### AIM
Copy each line containing the word "right" from the records that follow, please.

### RECORD EXTRACTS
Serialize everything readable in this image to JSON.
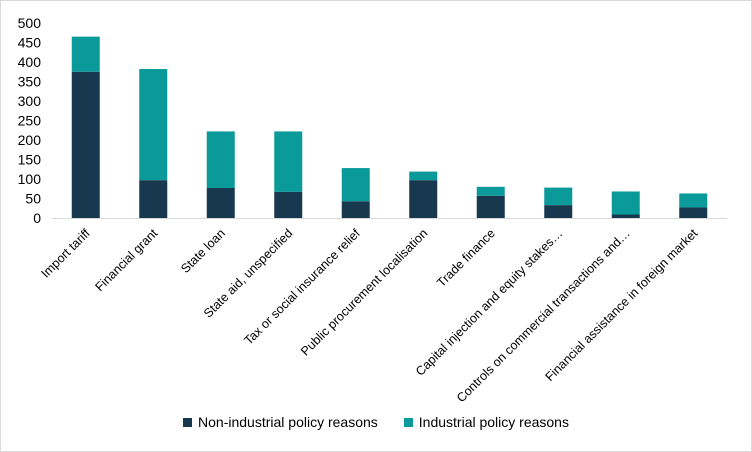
{
  "chart_data": {
    "type": "bar",
    "stacked": true,
    "categories": [
      "Import tariff",
      "Financial grant",
      "State loan",
      "State aid, unspecified",
      "Tax or social insurance relief",
      "Public procurement localisation",
      "Trade finance",
      "Capital injection and equity stakes…",
      "Controls on commercial transactions and…",
      "Financial assistance in foreign market"
    ],
    "series": [
      {
        "name": "Non-industrial policy reasons",
        "color": "#17384e",
        "values": [
          375,
          97,
          77,
          67,
          43,
          97,
          57,
          33,
          9,
          27
        ]
      },
      {
        "name": "Industrial policy reasons",
        "color": "#0a9a9a",
        "values": [
          90,
          285,
          145,
          155,
          85,
          22,
          23,
          45,
          59,
          36
        ]
      }
    ],
    "ylim": [
      0,
      500
    ],
    "yticks": [
      0,
      50,
      100,
      150,
      200,
      250,
      300,
      350,
      400,
      450,
      500
    ],
    "grid": false,
    "legend_position": "bottom",
    "title": "",
    "xlabel": "",
    "ylabel": ""
  },
  "legend": {
    "items": [
      {
        "label": "Non-industrial policy reasons",
        "color": "#17384e"
      },
      {
        "label": "Industrial policy reasons",
        "color": "#0a9a9a"
      }
    ]
  }
}
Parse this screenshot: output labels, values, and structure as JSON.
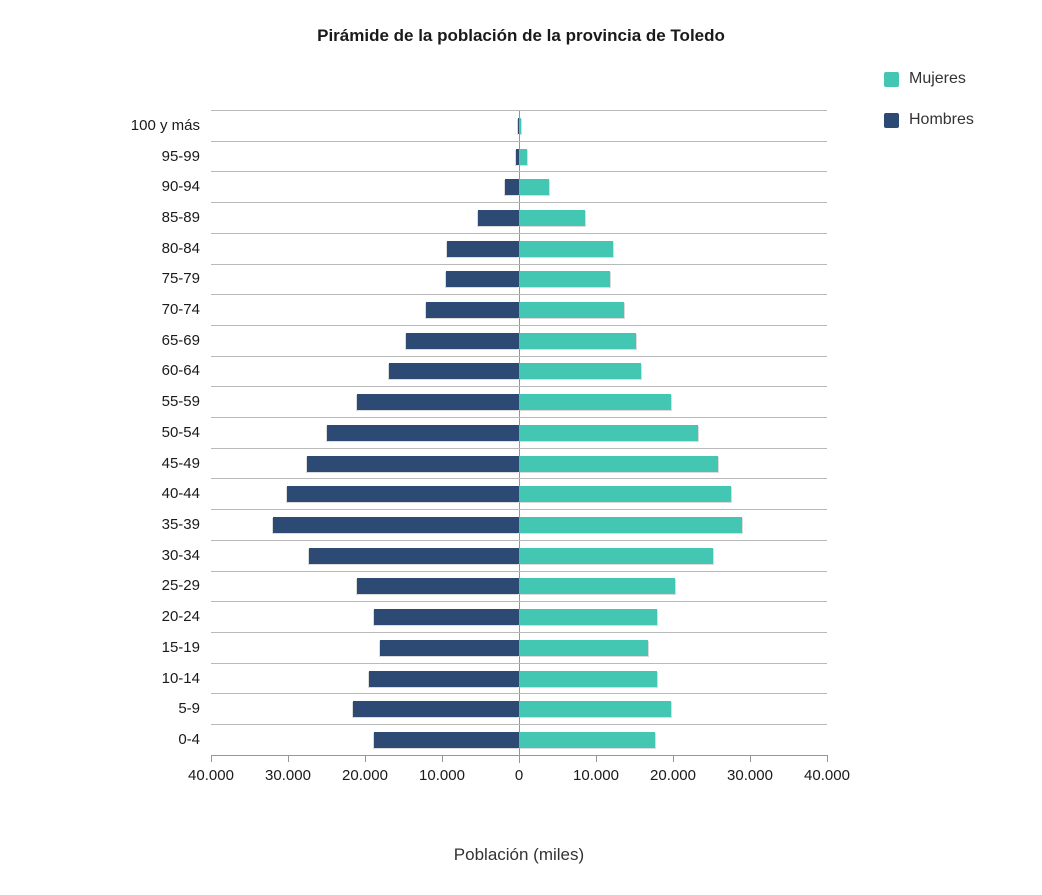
{
  "title": "Pirámide de la población de la provincia de Toledo",
  "x_axis": {
    "label": "Población (miles)",
    "tick_labels": [
      "40.000",
      "30.000",
      "20.000",
      "10.000",
      "0",
      "10.000",
      "20.000",
      "30.000",
      "40.000"
    ]
  },
  "legend": [
    {
      "label": "Mujeres",
      "color": "#43C6B2"
    },
    {
      "label": "Hombres",
      "color": "#2D4A75"
    }
  ],
  "chart_data": {
    "type": "bar",
    "subtype": "population-pyramid",
    "title": "Pirámide de la población de la provincia de Toledo",
    "xlabel": "Población (miles)",
    "category_order": "top-to-bottom",
    "categories": [
      "100 y más",
      "95-99",
      "90-94",
      "85-89",
      "80-84",
      "75-79",
      "70-74",
      "65-69",
      "60-64",
      "55-59",
      "50-54",
      "45-49",
      "40-44",
      "35-39",
      "30-34",
      "25-29",
      "20-24",
      "15-19",
      "10-14",
      "5-9",
      "0-4"
    ],
    "series": [
      {
        "name": "Mujeres",
        "side": "right",
        "color": "#43C6B2",
        "values": [
          280,
          1100,
          3900,
          8600,
          12200,
          11800,
          13600,
          15200,
          15900,
          19700,
          23300,
          25800,
          27500,
          28900,
          25200,
          20200,
          17900,
          16800,
          17900,
          19800,
          17600
        ]
      },
      {
        "name": "Hombres",
        "side": "left",
        "color": "#2D4A75",
        "values": [
          120,
          400,
          1800,
          5300,
          9300,
          9500,
          12100,
          14700,
          16900,
          21100,
          25000,
          27500,
          30100,
          32000,
          27300,
          21100,
          18800,
          18000,
          19500,
          21500,
          18800
        ]
      }
    ],
    "xlim": [
      -40000,
      40000
    ],
    "x_tick_interval": 10000,
    "grid": "horizontal-row-separators",
    "zero_axis": true,
    "legend_position": "top-right"
  }
}
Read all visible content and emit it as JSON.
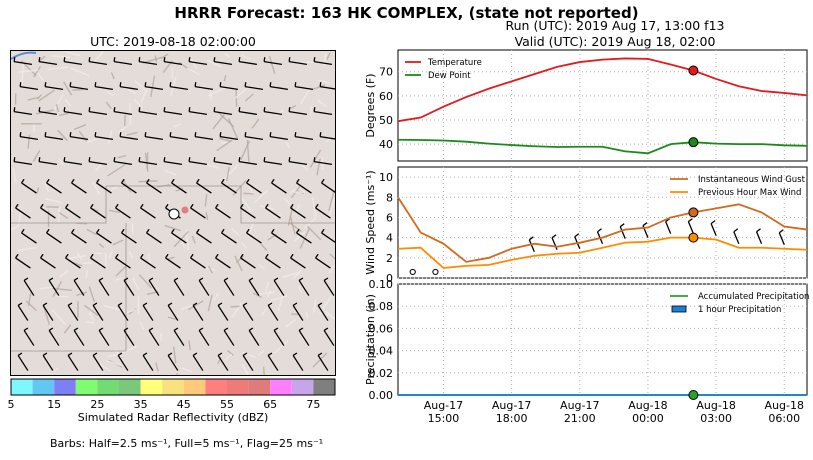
{
  "title": "HRRR Forecast: 163 HK COMPLEX, (state not reported)",
  "run_line": "Run (UTC): 2019 Aug 17, 13:00 f13",
  "valid_line": "Valid (UTC): 2019 Aug 18, 02:00",
  "map": {
    "utc_label": "UTC: 2019-08-18 02:00:00",
    "colorbar_label": "Simulated Radar Reflectivity (dBZ)",
    "colorbar_ticks": [
      "5",
      "15",
      "25",
      "35",
      "45",
      "55",
      "65",
      "75"
    ],
    "colorbar_colors": [
      "#7ff7ff",
      "#63c7f4",
      "#7f7ff5",
      "#7ffc6f",
      "#72dc72",
      "#7cc87b",
      "#ffff7b",
      "#f9e27c",
      "#ffc97c",
      "#ff7f7f",
      "#ef7a7a",
      "#df7b7b",
      "#ff7fff",
      "#c6a5e8",
      "#7f7f7f"
    ],
    "barbs_note": "Barbs: Half=2.5 ms⁻¹, Full=5 ms⁻¹, Flag=25 ms⁻¹"
  },
  "chart_data": [
    {
      "type": "line",
      "ylabel": "Degrees (F)",
      "ylim": [
        33,
        79
      ],
      "yticks": [
        40,
        50,
        60,
        70
      ],
      "grid": true,
      "legend_position": "top-left",
      "x_hours": [
        13,
        14,
        15,
        16,
        17,
        18,
        19,
        20,
        21,
        22,
        23,
        24,
        25,
        26,
        27,
        28,
        29,
        30,
        31
      ],
      "series": [
        {
          "name": "Temperature",
          "color": "#e31a1c",
          "values": [
            49.5,
            51,
            55.5,
            59.5,
            63,
            66,
            69,
            72,
            74,
            75,
            75.5,
            75.3,
            73,
            70.5,
            67,
            64,
            62,
            61.2,
            60.2
          ]
        },
        {
          "name": "Dew Point",
          "color": "#1a8a1a",
          "values": [
            41.8,
            41.7,
            41.5,
            41,
            40.2,
            39.6,
            39.1,
            38.8,
            38.9,
            38.9,
            37,
            36.2,
            40,
            40.8,
            40.2,
            40,
            40,
            39.5,
            39.3
          ]
        }
      ],
      "marker_hour": 26,
      "marker_values": [
        70.5,
        40.8
      ]
    },
    {
      "type": "line",
      "ylabel": "Wind Speed (ms⁻¹)",
      "ylim": [
        0,
        11
      ],
      "yticks": [
        0,
        2,
        4,
        6,
        8,
        10
      ],
      "grid": true,
      "legend_position": "top-right",
      "x_hours": [
        13,
        14,
        15,
        16,
        17,
        18,
        19,
        20,
        21,
        22,
        23,
        24,
        25,
        26,
        27,
        28,
        29,
        30,
        31
      ],
      "series": [
        {
          "name": "Instantaneous Wind Gust",
          "color": "#d2691e",
          "values": [
            8,
            4.5,
            3.4,
            1.6,
            2,
            2.9,
            3.4,
            3.1,
            3.5,
            4,
            4.8,
            5,
            6,
            6.5,
            6.9,
            7.3,
            6.5,
            5.1,
            4.8
          ]
        },
        {
          "name": "Previous Hour Max Wind",
          "color": "#ff8c00",
          "values": [
            2.9,
            3,
            1,
            1.2,
            1.3,
            1.8,
            2.2,
            2.4,
            2.5,
            3,
            3.5,
            3.6,
            4,
            4,
            3.8,
            3,
            3,
            2.9,
            2.8
          ]
        }
      ],
      "marker_hour": 26,
      "marker_values": [
        6.5,
        4
      ],
      "calm_hours": [
        14,
        15
      ]
    },
    {
      "type": "line",
      "ylabel": "Precipitation (in)",
      "ylim": [
        0,
        0.1
      ],
      "yticks": [
        "0.00",
        "0.02",
        "0.04",
        "0.06",
        "0.08",
        "0.10"
      ],
      "grid": true,
      "legend_position": "top-right",
      "x_hours": [
        13,
        31
      ],
      "series": [
        {
          "name": "Accumulated Precipitation",
          "color": "#2ca02c",
          "values": [
            0,
            0
          ]
        },
        {
          "name": "1 hour Precipitation",
          "color": "#1f7fd8",
          "values": [
            0,
            0
          ]
        }
      ],
      "marker_hour": 26,
      "marker_values": [
        0
      ]
    }
  ],
  "x_axis": {
    "ticks": [
      {
        "hour": 15,
        "day": "Aug-17",
        "time": "15:00"
      },
      {
        "hour": 18,
        "day": "Aug-17",
        "time": "18:00"
      },
      {
        "hour": 21,
        "day": "Aug-17",
        "time": "21:00"
      },
      {
        "hour": 24,
        "day": "Aug-18",
        "time": "00:00"
      },
      {
        "hour": 27,
        "day": "Aug-18",
        "time": "03:00"
      },
      {
        "hour": 30,
        "day": "Aug-18",
        "time": "06:00"
      }
    ]
  }
}
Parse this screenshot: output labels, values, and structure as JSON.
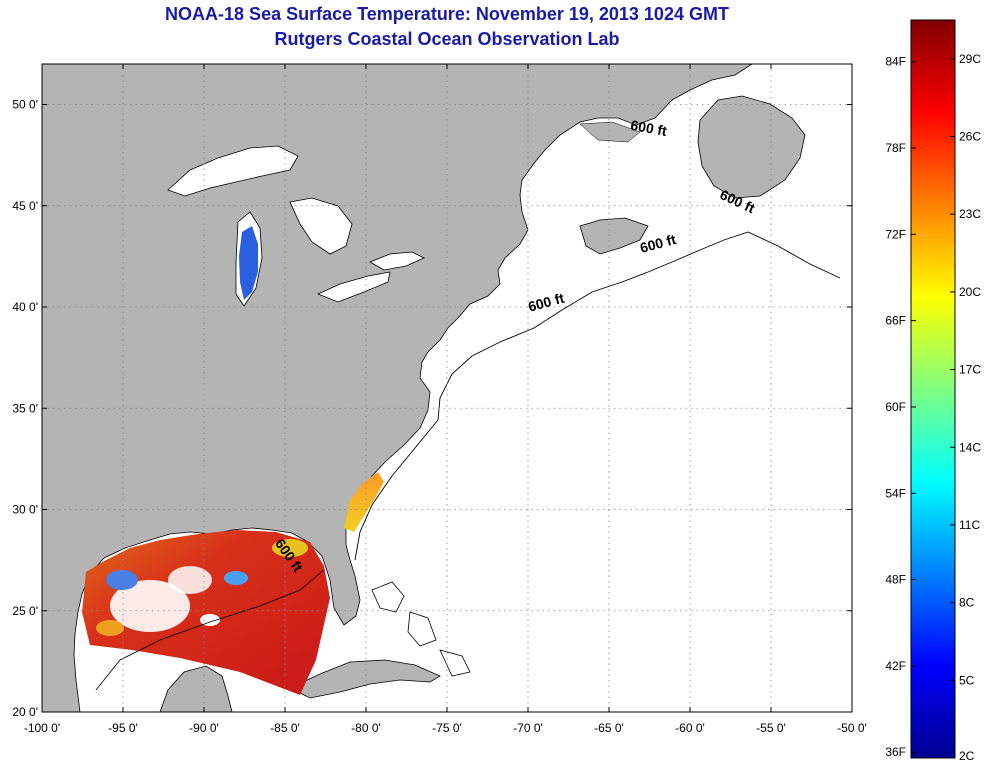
{
  "title": "NOAA-18 Sea Surface Temperature:  November 19, 2013 1024 GMT",
  "subtitle": "Rutgers Coastal Ocean Observation Lab",
  "map": {
    "lon_range": [
      -100,
      -50
    ],
    "lat_range": [
      20,
      52
    ],
    "lon_ticks": [
      {
        "value": -100,
        "label": "-100 0'"
      },
      {
        "value": -95,
        "label": "-95 0'"
      },
      {
        "value": -90,
        "label": "-90 0'"
      },
      {
        "value": -85,
        "label": "-85 0'"
      },
      {
        "value": -80,
        "label": "-80 0'"
      },
      {
        "value": -75,
        "label": "-75 0'"
      },
      {
        "value": -70,
        "label": "-70 0'"
      },
      {
        "value": -65,
        "label": "-65 0'"
      },
      {
        "value": -60,
        "label": "-60 0'"
      },
      {
        "value": -55,
        "label": "-55 0'"
      },
      {
        "value": -50,
        "label": "-50 0'"
      }
    ],
    "lat_ticks": [
      {
        "value": 20,
        "label": "20 0'"
      },
      {
        "value": 25,
        "label": "25 0'"
      },
      {
        "value": 30,
        "label": "30 0'"
      },
      {
        "value": 35,
        "label": "35 0'"
      },
      {
        "value": 40,
        "label": "40 0'"
      },
      {
        "value": 45,
        "label": "45 0'"
      },
      {
        "value": 50,
        "label": "50 0'"
      }
    ],
    "isobath_label": "600 ft",
    "isobath_labels": [
      {
        "lon": -62.6,
        "lat": 48.6,
        "rot": 10
      },
      {
        "lon": -57.2,
        "lat": 45.0,
        "rot": 25
      },
      {
        "lon": -61.9,
        "lat": 42.9,
        "rot": -15
      },
      {
        "lon": -68.8,
        "lat": 40.0,
        "rot": -15
      },
      {
        "lon": -85.0,
        "lat": 27.6,
        "rot": 55
      }
    ],
    "colors": {
      "land": "#b4b4b4",
      "ocean": "#ffffff",
      "grid": "#888888",
      "coast": "#000000"
    }
  },
  "colorbar": {
    "f_ticks": [
      {
        "value": 84,
        "label": "84F"
      },
      {
        "value": 78,
        "label": "78F"
      },
      {
        "value": 72,
        "label": "72F"
      },
      {
        "value": 66,
        "label": "66F"
      },
      {
        "value": 60,
        "label": "60F"
      },
      {
        "value": 54,
        "label": "54F"
      },
      {
        "value": 48,
        "label": "48F"
      },
      {
        "value": 42,
        "label": "42F"
      },
      {
        "value": 36,
        "label": "36F"
      }
    ],
    "c_ticks": [
      {
        "value": 29,
        "label": "29C"
      },
      {
        "value": 26,
        "label": "26C"
      },
      {
        "value": 23,
        "label": "23C"
      },
      {
        "value": 20,
        "label": "20C"
      },
      {
        "value": 17,
        "label": "17C"
      },
      {
        "value": 14,
        "label": "14C"
      },
      {
        "value": 11,
        "label": "11C"
      },
      {
        "value": 8,
        "label": "8C"
      },
      {
        "value": 5,
        "label": "5C"
      },
      {
        "value": 2,
        "label": "2C"
      }
    ],
    "c_min": 2,
    "c_max": 30.5,
    "gradient": [
      "#00008f",
      "#0000ff",
      "#0080ff",
      "#00ffff",
      "#80ff80",
      "#ffff00",
      "#ff8000",
      "#ff0000",
      "#800000"
    ]
  }
}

### SOLVED EXERCISE
        "side": "right",
    "legend_position": "top-right"
      "legend_position": "top-right",
      "legend_position": "top-right",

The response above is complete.